What is required: Keep only the lines of the listing that include the word "scheme", and copy them.

<<<<

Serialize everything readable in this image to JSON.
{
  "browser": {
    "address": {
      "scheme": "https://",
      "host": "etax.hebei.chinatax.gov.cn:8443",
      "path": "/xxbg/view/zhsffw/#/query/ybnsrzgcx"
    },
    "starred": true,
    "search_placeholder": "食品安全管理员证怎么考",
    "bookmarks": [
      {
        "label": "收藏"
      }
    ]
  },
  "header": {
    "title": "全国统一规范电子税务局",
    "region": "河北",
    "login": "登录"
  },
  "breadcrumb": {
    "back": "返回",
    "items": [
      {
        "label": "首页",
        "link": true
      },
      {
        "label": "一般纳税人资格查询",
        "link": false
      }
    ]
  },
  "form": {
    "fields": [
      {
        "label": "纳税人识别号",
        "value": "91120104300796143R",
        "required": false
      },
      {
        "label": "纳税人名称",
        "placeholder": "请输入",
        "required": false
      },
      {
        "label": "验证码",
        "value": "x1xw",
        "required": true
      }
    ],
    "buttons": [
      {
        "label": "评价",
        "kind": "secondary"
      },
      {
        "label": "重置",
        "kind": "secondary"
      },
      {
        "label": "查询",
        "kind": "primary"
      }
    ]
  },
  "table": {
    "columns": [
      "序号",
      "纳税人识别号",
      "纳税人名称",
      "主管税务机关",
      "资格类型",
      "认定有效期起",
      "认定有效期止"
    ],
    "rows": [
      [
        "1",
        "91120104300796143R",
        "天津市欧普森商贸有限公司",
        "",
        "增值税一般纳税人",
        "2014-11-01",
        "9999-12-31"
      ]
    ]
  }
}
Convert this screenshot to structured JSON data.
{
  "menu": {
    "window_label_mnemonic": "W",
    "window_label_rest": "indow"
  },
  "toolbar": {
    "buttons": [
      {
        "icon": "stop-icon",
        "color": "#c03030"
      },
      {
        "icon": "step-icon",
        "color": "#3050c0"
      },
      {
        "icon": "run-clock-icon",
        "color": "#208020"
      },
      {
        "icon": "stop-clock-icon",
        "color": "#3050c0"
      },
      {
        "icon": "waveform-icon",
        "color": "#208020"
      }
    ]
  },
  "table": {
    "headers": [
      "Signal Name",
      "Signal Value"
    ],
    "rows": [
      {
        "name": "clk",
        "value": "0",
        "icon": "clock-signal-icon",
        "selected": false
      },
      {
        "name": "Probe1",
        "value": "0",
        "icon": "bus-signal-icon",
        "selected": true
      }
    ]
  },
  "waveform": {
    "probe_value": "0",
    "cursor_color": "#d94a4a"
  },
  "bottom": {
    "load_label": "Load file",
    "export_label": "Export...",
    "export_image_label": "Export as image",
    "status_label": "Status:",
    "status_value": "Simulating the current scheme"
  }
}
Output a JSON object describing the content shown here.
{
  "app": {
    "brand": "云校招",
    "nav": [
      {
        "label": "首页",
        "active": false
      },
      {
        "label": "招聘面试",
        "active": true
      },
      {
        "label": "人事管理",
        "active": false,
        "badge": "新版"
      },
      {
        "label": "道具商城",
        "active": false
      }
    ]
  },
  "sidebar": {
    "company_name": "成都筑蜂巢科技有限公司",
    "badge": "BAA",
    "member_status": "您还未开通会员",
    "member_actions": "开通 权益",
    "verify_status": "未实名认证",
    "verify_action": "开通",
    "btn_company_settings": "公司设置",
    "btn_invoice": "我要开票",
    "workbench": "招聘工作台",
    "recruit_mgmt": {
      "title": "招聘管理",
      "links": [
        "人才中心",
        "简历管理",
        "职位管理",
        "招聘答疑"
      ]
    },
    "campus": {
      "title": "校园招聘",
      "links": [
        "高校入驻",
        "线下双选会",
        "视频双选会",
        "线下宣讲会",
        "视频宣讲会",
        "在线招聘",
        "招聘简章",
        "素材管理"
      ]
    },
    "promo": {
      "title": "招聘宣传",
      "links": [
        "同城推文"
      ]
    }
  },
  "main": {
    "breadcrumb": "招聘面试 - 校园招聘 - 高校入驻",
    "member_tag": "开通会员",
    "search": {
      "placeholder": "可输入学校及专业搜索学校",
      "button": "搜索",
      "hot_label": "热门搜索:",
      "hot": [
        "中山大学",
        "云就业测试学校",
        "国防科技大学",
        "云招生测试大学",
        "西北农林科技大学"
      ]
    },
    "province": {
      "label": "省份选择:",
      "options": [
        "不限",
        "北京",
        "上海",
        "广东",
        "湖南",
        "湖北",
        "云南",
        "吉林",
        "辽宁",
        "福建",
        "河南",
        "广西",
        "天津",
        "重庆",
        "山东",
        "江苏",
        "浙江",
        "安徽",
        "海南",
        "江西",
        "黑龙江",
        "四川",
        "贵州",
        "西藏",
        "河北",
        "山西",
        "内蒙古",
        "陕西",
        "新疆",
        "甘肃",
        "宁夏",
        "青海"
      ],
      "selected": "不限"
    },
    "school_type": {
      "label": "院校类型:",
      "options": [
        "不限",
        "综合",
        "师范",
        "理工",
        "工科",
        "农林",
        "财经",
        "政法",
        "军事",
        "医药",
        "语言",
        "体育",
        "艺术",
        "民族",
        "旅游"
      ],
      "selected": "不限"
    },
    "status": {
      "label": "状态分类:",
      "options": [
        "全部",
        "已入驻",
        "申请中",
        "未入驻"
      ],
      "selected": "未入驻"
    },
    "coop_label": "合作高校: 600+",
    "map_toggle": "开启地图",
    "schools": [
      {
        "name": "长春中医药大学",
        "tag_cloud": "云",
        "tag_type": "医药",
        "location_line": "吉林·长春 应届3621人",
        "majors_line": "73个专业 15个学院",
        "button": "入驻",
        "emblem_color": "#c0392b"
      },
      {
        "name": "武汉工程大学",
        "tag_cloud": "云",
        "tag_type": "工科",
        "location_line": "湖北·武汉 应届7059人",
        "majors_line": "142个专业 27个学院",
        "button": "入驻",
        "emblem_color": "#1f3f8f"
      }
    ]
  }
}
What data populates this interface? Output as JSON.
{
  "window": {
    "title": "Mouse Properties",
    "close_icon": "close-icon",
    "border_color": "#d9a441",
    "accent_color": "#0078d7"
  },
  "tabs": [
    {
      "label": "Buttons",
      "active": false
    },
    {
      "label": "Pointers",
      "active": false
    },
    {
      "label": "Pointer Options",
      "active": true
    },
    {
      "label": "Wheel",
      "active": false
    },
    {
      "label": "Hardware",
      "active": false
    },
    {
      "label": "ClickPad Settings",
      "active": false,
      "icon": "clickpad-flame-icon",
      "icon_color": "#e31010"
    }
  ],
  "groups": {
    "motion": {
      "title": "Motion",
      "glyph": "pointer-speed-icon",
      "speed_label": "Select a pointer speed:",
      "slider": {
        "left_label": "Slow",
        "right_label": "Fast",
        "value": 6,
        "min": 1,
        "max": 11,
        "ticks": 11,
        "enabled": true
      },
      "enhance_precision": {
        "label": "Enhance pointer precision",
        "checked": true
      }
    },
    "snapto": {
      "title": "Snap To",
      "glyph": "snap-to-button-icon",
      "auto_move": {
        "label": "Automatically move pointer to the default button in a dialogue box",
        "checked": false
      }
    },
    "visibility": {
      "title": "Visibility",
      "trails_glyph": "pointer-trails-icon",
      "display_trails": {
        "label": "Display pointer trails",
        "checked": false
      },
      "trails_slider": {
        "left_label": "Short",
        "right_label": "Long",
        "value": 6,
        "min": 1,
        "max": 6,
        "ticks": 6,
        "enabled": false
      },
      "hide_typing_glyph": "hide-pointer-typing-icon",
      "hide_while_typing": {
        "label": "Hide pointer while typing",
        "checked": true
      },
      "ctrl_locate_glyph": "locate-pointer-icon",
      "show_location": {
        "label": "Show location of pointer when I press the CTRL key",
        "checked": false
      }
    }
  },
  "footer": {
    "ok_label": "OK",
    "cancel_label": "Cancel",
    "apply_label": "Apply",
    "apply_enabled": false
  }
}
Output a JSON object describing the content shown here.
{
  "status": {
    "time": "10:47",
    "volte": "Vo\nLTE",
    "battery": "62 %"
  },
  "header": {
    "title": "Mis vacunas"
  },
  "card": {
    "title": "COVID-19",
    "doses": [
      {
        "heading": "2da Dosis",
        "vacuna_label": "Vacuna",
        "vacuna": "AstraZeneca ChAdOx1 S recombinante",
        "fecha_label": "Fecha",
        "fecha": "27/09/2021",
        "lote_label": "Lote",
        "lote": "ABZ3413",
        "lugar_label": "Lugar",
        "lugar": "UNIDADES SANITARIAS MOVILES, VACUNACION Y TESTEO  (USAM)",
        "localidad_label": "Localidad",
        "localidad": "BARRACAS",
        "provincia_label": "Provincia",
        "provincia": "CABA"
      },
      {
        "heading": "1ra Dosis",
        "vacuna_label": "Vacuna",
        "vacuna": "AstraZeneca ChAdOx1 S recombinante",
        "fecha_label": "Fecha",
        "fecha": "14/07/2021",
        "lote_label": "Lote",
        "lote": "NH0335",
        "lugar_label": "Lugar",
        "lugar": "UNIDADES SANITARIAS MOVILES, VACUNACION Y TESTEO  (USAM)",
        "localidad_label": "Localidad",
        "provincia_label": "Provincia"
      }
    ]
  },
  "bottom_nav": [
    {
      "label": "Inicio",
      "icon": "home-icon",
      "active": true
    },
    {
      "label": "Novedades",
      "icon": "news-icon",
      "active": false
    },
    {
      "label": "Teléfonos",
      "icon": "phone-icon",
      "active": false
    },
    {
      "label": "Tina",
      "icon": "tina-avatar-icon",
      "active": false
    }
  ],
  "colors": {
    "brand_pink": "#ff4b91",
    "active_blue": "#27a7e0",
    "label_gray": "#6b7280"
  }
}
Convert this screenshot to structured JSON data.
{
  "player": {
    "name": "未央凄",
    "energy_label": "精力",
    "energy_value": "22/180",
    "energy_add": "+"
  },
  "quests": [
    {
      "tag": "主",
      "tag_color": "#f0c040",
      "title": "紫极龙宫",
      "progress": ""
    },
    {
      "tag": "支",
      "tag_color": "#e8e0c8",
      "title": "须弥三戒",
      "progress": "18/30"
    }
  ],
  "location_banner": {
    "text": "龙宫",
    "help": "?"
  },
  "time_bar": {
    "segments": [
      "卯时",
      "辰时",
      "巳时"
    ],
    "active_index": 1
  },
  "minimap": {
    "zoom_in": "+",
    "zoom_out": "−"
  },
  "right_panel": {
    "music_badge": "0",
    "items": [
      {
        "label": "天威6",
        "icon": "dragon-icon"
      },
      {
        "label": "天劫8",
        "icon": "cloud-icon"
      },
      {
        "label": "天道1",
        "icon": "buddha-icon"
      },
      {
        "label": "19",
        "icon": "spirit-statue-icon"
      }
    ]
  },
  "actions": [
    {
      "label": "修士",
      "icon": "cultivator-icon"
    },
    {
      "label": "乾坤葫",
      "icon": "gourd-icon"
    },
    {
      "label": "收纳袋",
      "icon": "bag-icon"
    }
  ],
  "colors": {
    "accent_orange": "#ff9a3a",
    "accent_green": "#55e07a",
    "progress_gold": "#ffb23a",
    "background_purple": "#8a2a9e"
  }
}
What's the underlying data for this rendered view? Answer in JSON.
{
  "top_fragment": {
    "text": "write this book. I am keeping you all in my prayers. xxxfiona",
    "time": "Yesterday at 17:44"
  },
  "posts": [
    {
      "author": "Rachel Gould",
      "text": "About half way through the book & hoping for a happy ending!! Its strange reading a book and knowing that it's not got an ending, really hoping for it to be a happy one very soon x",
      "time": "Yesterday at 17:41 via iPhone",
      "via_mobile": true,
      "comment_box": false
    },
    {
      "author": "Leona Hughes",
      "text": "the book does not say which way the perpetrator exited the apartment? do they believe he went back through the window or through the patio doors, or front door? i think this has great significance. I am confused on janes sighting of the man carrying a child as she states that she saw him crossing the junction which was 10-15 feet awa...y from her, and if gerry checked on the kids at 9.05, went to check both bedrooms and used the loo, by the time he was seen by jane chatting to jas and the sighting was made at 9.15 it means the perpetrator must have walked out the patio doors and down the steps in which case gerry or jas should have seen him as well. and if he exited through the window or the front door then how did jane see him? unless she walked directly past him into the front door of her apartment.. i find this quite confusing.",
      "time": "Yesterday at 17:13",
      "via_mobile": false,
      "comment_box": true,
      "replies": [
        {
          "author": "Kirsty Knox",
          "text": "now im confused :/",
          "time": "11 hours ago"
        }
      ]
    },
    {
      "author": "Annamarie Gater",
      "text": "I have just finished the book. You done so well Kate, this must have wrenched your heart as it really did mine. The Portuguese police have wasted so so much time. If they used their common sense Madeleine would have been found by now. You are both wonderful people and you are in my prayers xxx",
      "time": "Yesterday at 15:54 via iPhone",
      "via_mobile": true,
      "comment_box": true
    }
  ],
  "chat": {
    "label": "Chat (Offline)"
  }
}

>>>>

Result:
      "scheme": "https://",
    "status_value": "Simulating the current scheme"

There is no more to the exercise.